** start of TASK MATERIAL **

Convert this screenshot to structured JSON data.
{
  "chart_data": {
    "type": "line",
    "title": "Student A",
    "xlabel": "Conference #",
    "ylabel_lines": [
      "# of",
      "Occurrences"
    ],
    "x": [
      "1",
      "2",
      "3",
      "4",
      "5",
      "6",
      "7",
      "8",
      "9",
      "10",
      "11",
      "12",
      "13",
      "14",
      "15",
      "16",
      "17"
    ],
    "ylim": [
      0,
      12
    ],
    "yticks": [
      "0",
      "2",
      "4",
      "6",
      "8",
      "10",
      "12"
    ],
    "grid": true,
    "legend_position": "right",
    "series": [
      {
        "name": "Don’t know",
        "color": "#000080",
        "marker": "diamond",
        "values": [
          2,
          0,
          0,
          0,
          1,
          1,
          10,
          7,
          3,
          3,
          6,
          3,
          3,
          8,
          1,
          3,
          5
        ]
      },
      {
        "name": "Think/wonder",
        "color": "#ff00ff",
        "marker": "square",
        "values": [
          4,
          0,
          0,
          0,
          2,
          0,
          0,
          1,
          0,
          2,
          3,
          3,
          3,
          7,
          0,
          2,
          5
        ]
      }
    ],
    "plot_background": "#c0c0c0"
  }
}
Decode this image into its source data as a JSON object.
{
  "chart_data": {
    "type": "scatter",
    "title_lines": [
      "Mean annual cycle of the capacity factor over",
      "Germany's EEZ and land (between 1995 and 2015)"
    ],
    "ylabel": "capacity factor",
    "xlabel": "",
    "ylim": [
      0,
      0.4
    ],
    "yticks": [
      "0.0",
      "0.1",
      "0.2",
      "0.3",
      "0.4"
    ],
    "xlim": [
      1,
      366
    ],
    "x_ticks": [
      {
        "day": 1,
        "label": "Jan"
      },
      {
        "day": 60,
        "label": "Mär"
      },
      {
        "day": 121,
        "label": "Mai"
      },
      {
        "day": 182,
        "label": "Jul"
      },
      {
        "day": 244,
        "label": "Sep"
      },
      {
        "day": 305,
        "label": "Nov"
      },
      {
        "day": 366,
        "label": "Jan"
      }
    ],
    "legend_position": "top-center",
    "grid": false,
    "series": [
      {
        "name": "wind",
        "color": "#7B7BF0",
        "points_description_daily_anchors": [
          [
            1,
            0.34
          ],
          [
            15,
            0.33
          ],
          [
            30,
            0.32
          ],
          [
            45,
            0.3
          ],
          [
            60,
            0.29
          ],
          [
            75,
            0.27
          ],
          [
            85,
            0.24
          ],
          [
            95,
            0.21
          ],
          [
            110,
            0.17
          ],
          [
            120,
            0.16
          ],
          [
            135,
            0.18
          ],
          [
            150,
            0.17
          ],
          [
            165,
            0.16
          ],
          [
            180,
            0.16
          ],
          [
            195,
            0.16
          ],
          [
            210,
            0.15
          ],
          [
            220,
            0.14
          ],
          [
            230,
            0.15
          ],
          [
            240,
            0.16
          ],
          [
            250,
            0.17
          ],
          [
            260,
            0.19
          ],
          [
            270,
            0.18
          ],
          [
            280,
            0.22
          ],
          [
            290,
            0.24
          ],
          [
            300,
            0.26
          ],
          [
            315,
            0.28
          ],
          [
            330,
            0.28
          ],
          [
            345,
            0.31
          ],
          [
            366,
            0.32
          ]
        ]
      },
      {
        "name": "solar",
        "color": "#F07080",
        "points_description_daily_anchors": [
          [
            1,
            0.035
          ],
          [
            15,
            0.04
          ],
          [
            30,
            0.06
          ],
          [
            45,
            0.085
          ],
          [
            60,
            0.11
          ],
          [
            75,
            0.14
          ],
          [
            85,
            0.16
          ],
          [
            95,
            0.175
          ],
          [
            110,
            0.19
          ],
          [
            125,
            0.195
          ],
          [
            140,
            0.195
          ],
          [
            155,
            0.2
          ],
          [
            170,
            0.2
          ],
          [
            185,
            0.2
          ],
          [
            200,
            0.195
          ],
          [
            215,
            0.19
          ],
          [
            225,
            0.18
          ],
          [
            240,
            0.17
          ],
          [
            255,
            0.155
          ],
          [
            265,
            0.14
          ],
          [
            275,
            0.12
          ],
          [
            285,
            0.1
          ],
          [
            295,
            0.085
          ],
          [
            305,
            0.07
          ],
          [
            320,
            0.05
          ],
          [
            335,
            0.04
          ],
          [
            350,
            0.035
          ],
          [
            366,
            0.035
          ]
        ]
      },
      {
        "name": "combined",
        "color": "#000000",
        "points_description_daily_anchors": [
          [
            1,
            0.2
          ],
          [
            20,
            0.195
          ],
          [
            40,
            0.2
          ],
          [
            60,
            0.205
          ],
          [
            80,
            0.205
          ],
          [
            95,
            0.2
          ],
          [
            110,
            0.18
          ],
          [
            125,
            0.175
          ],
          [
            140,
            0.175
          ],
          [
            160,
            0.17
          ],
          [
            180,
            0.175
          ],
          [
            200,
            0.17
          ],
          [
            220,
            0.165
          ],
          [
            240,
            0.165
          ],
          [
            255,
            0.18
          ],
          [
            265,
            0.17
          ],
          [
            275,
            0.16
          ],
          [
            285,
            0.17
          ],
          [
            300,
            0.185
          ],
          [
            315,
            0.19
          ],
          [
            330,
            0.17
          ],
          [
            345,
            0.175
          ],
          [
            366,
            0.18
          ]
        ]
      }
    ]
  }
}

** end of TASK MATERIAL **

:: OBJECTIVE ::
Repeat the material in full, exactly as it stands.

:: SOLUTION ::
Convert this screenshot to structured JSON data.
{
  "chart_data": {
    "type": "line",
    "title": "Student A",
    "xlabel": "Conference #",
    "ylabel_lines": [
      "# of",
      "Occurrences"
    ],
    "x": [
      "1",
      "2",
      "3",
      "4",
      "5",
      "6",
      "7",
      "8",
      "9",
      "10",
      "11",
      "12",
      "13",
      "14",
      "15",
      "16",
      "17"
    ],
    "ylim": [
      0,
      12
    ],
    "yticks": [
      "0",
      "2",
      "4",
      "6",
      "8",
      "10",
      "12"
    ],
    "grid": true,
    "legend_position": "right",
    "series": [
      {
        "name": "Don’t know",
        "color": "#000080",
        "marker": "diamond",
        "values": [
          2,
          0,
          0,
          0,
          1,
          1,
          10,
          7,
          3,
          3,
          6,
          3,
          3,
          8,
          1,
          3,
          5
        ]
      },
      {
        "name": "Think/wonder",
        "color": "#ff00ff",
        "marker": "square",
        "values": [
          4,
          0,
          0,
          0,
          2,
          0,
          0,
          1,
          0,
          2,
          3,
          3,
          3,
          7,
          0,
          2,
          5
        ]
      }
    ],
    "plot_background": "#c0c0c0"
  }
}
Decode this image into its source data as a JSON object.
{
  "chart_data": {
    "type": "scatter",
    "title_lines": [
      "Mean annual cycle of the capacity factor over",
      "Germany's EEZ and land (between 1995 and 2015)"
    ],
    "ylabel": "capacity factor",
    "xlabel": "",
    "ylim": [
      0,
      0.4
    ],
    "yticks": [
      "0.0",
      "0.1",
      "0.2",
      "0.3",
      "0.4"
    ],
    "xlim": [
      1,
      366
    ],
    "x_ticks": [
      {
        "day": 1,
        "label": "Jan"
      },
      {
        "day": 60,
        "label": "Mär"
      },
      {
        "day": 121,
        "label": "Mai"
      },
      {
        "day": 182,
        "label": "Jul"
      },
      {
        "day": 244,
        "label": "Sep"
      },
      {
        "day": 305,
        "label": "Nov"
      },
      {
        "day": 366,
        "label": "Jan"
      }
    ],
    "legend_position": "top-center",
    "grid": false,
    "series": [
      {
        "name": "wind",
        "color": "#7B7BF0",
        "points_description_daily_anchors": [
          [
            1,
            0.34
          ],
          [
            15,
            0.33
          ],
          [
            30,
            0.32
          ],
          [
            45,
            0.3
          ],
          [
            60,
            0.29
          ],
          [
            75,
            0.27
          ],
          [
            85,
            0.24
          ],
          [
            95,
            0.21
          ],
          [
            110,
            0.17
          ],
          [
            120,
            0.16
          ],
          [
            135,
            0.18
          ],
          [
            150,
            0.17
          ],
          [
            165,
            0.16
          ],
          [
            180,
            0.16
          ],
          [
            195,
            0.16
          ],
          [
            210,
            0.15
          ],
          [
            220,
            0.14
          ],
          [
            230,
            0.15
          ],
          [
            240,
            0.16
          ],
          [
            250,
            0.17
          ],
          [
            260,
            0.19
          ],
          [
            270,
            0.18
          ],
          [
            280,
            0.22
          ],
          [
            290,
            0.24
          ],
          [
            300,
            0.26
          ],
          [
            315,
            0.28
          ],
          [
            330,
            0.28
          ],
          [
            345,
            0.31
          ],
          [
            366,
            0.32
          ]
        ]
      },
      {
        "name": "solar",
        "color": "#F07080",
        "points_description_daily_anchors": [
          [
            1,
            0.035
          ],
          [
            15,
            0.04
          ],
          [
            30,
            0.06
          ],
          [
            45,
            0.085
          ],
          [
            60,
            0.11
          ],
          [
            75,
            0.14
          ],
          [
            85,
            0.16
          ],
          [
            95,
            0.175
          ],
          [
            110,
            0.19
          ],
          [
            125,
            0.195
          ],
          [
            140,
            0.195
          ],
          [
            155,
            0.2
          ],
          [
            170,
            0.2
          ],
          [
            185,
            0.2
          ],
          [
            200,
            0.195
          ],
          [
            215,
            0.19
          ],
          [
            225,
            0.18
          ],
          [
            240,
            0.17
          ],
          [
            255,
            0.155
          ],
          [
            265,
            0.14
          ],
          [
            275,
            0.12
          ],
          [
            285,
            0.1
          ],
          [
            295,
            0.085
          ],
          [
            305,
            0.07
          ],
          [
            320,
            0.05
          ],
          [
            335,
            0.04
          ],
          [
            350,
            0.035
          ],
          [
            366,
            0.035
          ]
        ]
      },
      {
        "name": "combined",
        "color": "#000000",
        "points_description_daily_anchors": [
          [
            1,
            0.2
          ],
          [
            20,
            0.195
          ],
          [
            40,
            0.2
          ],
          [
            60,
            0.205
          ],
          [
            80,
            0.205
          ],
          [
            95,
            0.2
          ],
          [
            110,
            0.18
          ],
          [
            125,
            0.175
          ],
          [
            140,
            0.175
          ],
          [
            160,
            0.17
          ],
          [
            180,
            0.175
          ],
          [
            200,
            0.17
          ],
          [
            220,
            0.165
          ],
          [
            240,
            0.165
          ],
          [
            255,
            0.18
          ],
          [
            265,
            0.17
          ],
          [
            275,
            0.16
          ],
          [
            285,
            0.17
          ],
          [
            300,
            0.185
          ],
          [
            315,
            0.19
          ],
          [
            330,
            0.17
          ],
          [
            345,
            0.175
          ],
          [
            366,
            0.18
          ]
        ]
      }
    ]
  }
}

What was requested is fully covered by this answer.